## Data for the task
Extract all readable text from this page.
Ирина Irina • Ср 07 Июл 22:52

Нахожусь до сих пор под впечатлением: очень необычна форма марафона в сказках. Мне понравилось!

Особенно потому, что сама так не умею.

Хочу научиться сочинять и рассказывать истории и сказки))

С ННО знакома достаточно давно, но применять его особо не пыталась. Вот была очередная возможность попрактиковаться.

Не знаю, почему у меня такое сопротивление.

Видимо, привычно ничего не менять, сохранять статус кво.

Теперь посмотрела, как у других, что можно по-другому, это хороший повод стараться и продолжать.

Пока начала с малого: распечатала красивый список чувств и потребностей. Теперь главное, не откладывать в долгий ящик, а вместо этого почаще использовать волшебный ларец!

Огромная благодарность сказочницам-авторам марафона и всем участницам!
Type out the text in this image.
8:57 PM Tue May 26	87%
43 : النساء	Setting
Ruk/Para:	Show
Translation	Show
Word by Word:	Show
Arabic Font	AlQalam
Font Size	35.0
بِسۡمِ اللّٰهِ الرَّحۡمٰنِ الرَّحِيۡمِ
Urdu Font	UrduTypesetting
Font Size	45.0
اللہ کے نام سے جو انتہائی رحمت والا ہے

## Exercise details
Extract lines where the string "this" occurs.

## Written reply
Extract all readable text from this page.
Type out the text in this image.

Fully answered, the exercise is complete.